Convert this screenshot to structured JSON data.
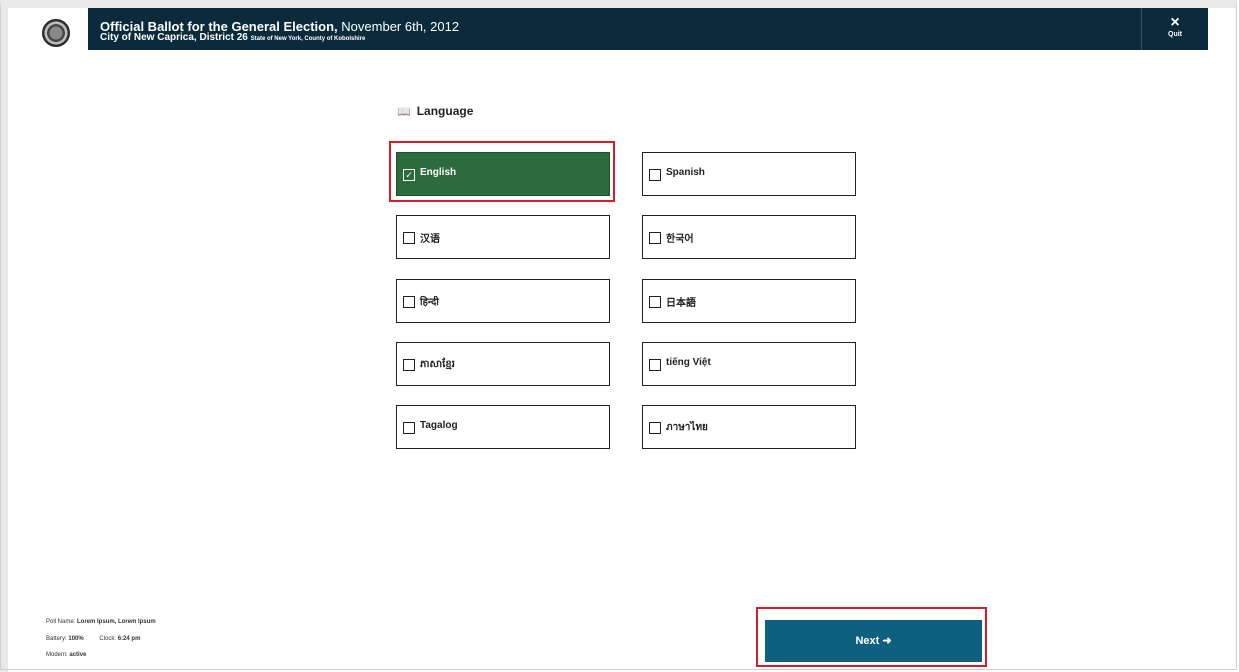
{
  "header": {
    "title_bold": "Official Ballot for the General Election,",
    "title_date": "November 6th, 2012",
    "subtitle": "City of New Caprica, District 26",
    "subtitle_small": "State of New York, County of Kobolshire",
    "quit_icon": "×",
    "quit_label": "Quit"
  },
  "language": {
    "heading": "Language",
    "icon": "language-icon",
    "options": [
      {
        "label": "English",
        "selected": true
      },
      {
        "label": "Spanish",
        "selected": false
      },
      {
        "label": "汉语",
        "selected": false
      },
      {
        "label": "한국어",
        "selected": false
      },
      {
        "label": "हिन्दी",
        "selected": false
      },
      {
        "label": "日本語",
        "selected": false
      },
      {
        "label": "ភាសាខ្មែរ",
        "selected": false
      },
      {
        "label": "tiếng Việt",
        "selected": false
      },
      {
        "label": "Tagalog",
        "selected": false
      },
      {
        "label": "ภาษาไทย",
        "selected": false
      }
    ]
  },
  "footer": {
    "poll_name_label": "Poll Name:",
    "poll_name_value": "Lorem Ipsum, Lorem Ipsum",
    "battery_label": "Battery:",
    "battery_value": "100%",
    "clock_label": "Clock:",
    "clock_value": "6:24 pm",
    "modem_label": "Modem:",
    "modem_value": "active"
  },
  "next": {
    "label": "Next",
    "icon": "arrow-right-icon"
  },
  "colors": {
    "header_bg": "#0b2b3d",
    "selected_bg": "#2c6b3c",
    "next_bg": "#0f5f7f",
    "highlight": "#d21f2b"
  }
}
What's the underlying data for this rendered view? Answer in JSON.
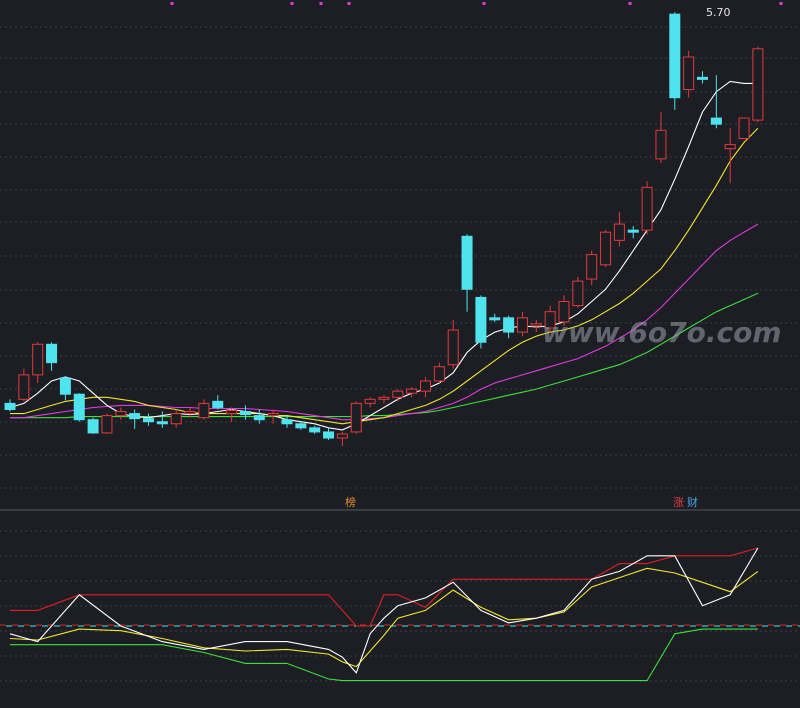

Given problem
Output the full set of records above without changing a word, and drop the images.

The result
Convert this screenshot to structured JSON data.
{
  "header": {
    "title_bold": "Official Ballot for the General Election,",
    "title_date": "November 6th, 2012",
    "subtitle": "City of New Caprica, District 26",
    "subtitle_small": "State of New York, County of Kobolshire",
    "quit_icon": "×",
    "quit_label": "Quit"
  },
  "language": {
    "heading": "Language",
    "icon": "language-icon",
    "options": [
      {
        "label": "English",
        "selected": true
      },
      {
        "label": "Spanish",
        "selected": false
      },
      {
        "label": "汉语",
        "selected": false
      },
      {
        "label": "한국어",
        "selected": false
      },
      {
        "label": "हिन्दी",
        "selected": false
      },
      {
        "label": "日本語",
        "selected": false
      },
      {
        "label": "ភាសាខ្មែរ",
        "selected": false
      },
      {
        "label": "tiếng Việt",
        "selected": false
      },
      {
        "label": "Tagalog",
        "selected": false
      },
      {
        "label": "ภาษาไทย",
        "selected": false
      }
    ]
  },
  "footer": {
    "poll_name_label": "Poll Name:",
    "poll_name_value": "Lorem Ipsum, Lorem Ipsum",
    "battery_label": "Battery:",
    "battery_value": "100%",
    "clock_label": "Clock:",
    "clock_value": "6:24 pm",
    "modem_label": "Modem:",
    "modem_value": "active"
  },
  "next": {
    "label": "Next",
    "icon": "arrow-right-icon"
  },
  "colors": {
    "header_bg": "#0b2b3d",
    "selected_bg": "#2c6b3c",
    "next_bg": "#0f5f7f",
    "highlight": "#d21f2b"
  }
}
What's the underlying data for this rendered view? Answer in JSON.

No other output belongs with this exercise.